Work to do:
Collect each line of the material below that contains the string "name", and copy those lines verbatim.

— BEGIN —

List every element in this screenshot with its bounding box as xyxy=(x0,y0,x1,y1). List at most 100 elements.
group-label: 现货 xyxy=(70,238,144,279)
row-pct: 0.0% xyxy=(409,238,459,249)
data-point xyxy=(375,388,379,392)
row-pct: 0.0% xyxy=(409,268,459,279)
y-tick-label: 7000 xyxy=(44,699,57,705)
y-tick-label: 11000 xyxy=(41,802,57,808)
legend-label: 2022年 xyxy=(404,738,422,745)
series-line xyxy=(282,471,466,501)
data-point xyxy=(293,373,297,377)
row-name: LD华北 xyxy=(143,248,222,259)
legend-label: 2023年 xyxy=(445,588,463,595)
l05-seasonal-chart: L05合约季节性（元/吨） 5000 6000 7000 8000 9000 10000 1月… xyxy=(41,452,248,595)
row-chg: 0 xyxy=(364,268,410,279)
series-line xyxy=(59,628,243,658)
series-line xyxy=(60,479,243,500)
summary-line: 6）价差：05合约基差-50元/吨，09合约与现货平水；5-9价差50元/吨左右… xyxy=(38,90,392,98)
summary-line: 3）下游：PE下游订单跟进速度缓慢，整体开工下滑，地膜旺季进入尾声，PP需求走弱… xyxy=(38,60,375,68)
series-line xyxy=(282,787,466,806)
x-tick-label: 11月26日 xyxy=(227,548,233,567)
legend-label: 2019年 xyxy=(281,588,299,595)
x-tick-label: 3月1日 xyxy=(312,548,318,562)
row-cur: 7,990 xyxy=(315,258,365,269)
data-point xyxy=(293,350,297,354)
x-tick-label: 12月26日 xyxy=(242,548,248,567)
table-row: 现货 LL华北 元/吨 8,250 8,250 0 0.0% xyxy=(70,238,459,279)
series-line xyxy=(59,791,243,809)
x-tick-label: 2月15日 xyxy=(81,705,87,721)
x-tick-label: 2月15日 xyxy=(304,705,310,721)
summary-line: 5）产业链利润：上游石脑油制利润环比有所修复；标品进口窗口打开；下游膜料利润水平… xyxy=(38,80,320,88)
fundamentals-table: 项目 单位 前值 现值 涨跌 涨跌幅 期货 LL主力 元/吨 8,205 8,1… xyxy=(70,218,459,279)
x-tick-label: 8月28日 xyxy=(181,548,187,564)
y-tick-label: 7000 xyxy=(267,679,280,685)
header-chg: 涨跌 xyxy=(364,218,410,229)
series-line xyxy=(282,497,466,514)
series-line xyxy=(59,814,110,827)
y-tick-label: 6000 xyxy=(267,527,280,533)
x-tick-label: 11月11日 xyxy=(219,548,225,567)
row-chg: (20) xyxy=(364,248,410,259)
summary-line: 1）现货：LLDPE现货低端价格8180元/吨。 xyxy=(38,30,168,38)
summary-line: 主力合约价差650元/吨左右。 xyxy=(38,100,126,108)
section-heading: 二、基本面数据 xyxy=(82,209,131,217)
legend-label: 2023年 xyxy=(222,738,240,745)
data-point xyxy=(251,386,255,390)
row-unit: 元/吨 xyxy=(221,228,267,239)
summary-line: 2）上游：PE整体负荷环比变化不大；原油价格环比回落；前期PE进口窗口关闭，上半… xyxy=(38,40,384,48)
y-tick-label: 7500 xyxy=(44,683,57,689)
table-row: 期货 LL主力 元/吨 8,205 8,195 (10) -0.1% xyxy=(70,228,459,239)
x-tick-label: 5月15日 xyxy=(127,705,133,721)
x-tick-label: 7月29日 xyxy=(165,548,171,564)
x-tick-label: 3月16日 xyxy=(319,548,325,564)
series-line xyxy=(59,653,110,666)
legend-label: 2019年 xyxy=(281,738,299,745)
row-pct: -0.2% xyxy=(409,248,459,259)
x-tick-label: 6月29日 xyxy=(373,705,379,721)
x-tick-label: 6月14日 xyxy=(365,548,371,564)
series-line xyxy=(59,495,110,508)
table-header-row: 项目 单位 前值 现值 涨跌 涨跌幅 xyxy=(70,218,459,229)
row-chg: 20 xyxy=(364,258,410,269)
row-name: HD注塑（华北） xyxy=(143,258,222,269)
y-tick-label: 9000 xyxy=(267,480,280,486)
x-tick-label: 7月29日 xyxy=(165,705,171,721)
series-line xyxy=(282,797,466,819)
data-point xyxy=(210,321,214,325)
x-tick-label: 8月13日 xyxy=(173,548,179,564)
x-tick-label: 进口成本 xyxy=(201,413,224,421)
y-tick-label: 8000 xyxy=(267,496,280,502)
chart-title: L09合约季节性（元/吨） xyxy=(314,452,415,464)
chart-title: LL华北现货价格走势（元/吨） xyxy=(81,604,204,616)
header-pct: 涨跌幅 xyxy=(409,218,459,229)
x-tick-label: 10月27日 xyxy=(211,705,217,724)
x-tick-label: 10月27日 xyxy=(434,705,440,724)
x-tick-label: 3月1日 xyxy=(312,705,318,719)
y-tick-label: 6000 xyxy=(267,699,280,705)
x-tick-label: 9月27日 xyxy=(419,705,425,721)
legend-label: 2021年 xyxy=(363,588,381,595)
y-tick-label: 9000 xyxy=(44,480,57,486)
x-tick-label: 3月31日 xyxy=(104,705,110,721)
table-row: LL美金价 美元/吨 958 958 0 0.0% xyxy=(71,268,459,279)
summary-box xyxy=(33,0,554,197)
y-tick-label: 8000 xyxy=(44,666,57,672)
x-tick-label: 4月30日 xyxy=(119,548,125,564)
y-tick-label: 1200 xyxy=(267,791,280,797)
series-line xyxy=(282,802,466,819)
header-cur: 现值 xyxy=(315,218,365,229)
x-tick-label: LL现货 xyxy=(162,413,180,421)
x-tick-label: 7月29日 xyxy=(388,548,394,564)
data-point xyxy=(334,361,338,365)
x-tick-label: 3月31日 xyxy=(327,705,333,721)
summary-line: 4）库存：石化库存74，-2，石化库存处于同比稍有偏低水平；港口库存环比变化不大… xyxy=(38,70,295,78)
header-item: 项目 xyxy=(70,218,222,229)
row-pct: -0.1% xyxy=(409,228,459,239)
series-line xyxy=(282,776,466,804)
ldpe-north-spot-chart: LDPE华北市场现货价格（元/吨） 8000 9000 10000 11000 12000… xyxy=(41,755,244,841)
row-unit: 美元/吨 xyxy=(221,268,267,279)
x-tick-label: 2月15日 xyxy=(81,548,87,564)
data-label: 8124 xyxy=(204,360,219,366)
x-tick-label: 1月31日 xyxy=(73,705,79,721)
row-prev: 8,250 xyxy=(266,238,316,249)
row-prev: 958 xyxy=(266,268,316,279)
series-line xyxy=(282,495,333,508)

— END —

Output of the task:
row-name: LD华北 xyxy=(143,248,222,259)
row-name: HD注塑（华北） xyxy=(143,258,222,269)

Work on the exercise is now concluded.